WHAT TO PRODUCE »
The records should be written out in full, with nothing altered.

━━━

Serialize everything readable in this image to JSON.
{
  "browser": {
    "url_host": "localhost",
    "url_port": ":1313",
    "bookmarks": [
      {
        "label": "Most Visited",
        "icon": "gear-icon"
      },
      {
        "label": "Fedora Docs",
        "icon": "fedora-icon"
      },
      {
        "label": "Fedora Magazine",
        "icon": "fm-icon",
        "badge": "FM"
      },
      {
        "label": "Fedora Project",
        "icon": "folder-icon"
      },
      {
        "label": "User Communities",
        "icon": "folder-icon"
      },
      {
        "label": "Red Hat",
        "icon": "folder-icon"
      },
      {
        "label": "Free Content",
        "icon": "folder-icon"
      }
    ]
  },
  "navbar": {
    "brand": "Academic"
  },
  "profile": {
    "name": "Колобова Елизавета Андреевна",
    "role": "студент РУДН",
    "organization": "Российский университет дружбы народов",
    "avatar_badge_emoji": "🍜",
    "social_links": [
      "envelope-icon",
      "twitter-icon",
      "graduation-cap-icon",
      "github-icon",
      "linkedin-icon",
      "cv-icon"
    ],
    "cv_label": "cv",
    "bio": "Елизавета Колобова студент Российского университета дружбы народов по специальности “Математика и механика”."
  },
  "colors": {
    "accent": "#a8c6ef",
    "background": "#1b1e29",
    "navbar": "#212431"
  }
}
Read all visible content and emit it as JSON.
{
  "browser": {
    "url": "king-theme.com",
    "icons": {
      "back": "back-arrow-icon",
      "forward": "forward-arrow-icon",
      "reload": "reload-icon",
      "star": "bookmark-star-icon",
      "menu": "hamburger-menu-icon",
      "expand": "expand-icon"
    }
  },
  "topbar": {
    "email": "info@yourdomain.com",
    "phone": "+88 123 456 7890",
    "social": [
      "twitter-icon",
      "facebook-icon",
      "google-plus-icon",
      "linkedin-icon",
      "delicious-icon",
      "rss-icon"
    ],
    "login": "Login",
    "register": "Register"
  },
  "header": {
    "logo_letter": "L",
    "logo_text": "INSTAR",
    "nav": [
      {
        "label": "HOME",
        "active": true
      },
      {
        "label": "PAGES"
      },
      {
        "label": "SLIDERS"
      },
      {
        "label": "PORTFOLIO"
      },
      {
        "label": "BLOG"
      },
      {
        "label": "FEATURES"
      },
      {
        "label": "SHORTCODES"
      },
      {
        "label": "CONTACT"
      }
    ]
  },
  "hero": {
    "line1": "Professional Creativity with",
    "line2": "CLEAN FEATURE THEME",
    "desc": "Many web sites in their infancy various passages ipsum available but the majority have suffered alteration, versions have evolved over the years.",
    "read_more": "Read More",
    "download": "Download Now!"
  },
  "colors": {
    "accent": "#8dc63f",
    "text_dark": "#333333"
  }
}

━━━

OUTPUT »
Serialize everything readable in this image to JSON.
{
  "browser": {
    "url_host": "localhost",
    "url_port": ":1313",
    "bookmarks": [
      {
        "label": "Most Visited",
        "icon": "gear-icon"
      },
      {
        "label": "Fedora Docs",
        "icon": "fedora-icon"
      },
      {
        "label": "Fedora Magazine",
        "icon": "fm-icon",
        "badge": "FM"
      },
      {
        "label": "Fedora Project",
        "icon": "folder-icon"
      },
      {
        "label": "User Communities",
        "icon": "folder-icon"
      },
      {
        "label": "Red Hat",
        "icon": "folder-icon"
      },
      {
        "label": "Free Content",
        "icon": "folder-icon"
      }
    ]
  },
  "navbar": {
    "brand": "Academic"
  },
  "profile": {
    "name": "Колобова Елизавета Андреевна",
    "role": "студент РУДН",
    "organization": "Российский университет дружбы народов",
    "avatar_badge_emoji": "🍜",
    "social_links": [
      "envelope-icon",
      "twitter-icon",
      "graduation-cap-icon",
      "github-icon",
      "linkedin-icon",
      "cv-icon"
    ],
    "cv_label": "cv",
    "bio": "Елизавета Колобова студент Российского университета дружбы народов по специальности “Математика и механика”."
  },
  "colors": {
    "accent": "#a8c6ef",
    "background": "#1b1e29",
    "navbar": "#212431"
  }
}
Read all visible content and emit it as JSON.
{
  "browser": {
    "url": "king-theme.com",
    "icons": {
      "back": "back-arrow-icon",
      "forward": "forward-arrow-icon",
      "reload": "reload-icon",
      "star": "bookmark-star-icon",
      "menu": "hamburger-menu-icon",
      "expand": "expand-icon"
    }
  },
  "topbar": {
    "email": "info@yourdomain.com",
    "phone": "+88 123 456 7890",
    "social": [
      "twitter-icon",
      "facebook-icon",
      "google-plus-icon",
      "linkedin-icon",
      "delicious-icon",
      "rss-icon"
    ],
    "login": "Login",
    "register": "Register"
  },
  "header": {
    "logo_letter": "L",
    "logo_text": "INSTAR",
    "nav": [
      {
        "label": "HOME",
        "active": true
      },
      {
        "label": "PAGES"
      },
      {
        "label": "SLIDERS"
      },
      {
        "label": "PORTFOLIO"
      },
      {
        "label": "BLOG"
      },
      {
        "label": "FEATURES"
      },
      {
        "label": "SHORTCODES"
      },
      {
        "label": "CONTACT"
      }
    ]
  },
  "hero": {
    "line1": "Professional Creativity with",
    "line2": "CLEAN FEATURE THEME",
    "desc": "Many web sites in their infancy various passages ipsum available but the majority have suffered alteration, versions have evolved over the years.",
    "read_more": "Read More",
    "download": "Download Now!"
  },
  "colors": {
    "accent": "#8dc63f",
    "text_dark": "#333333"
  }
}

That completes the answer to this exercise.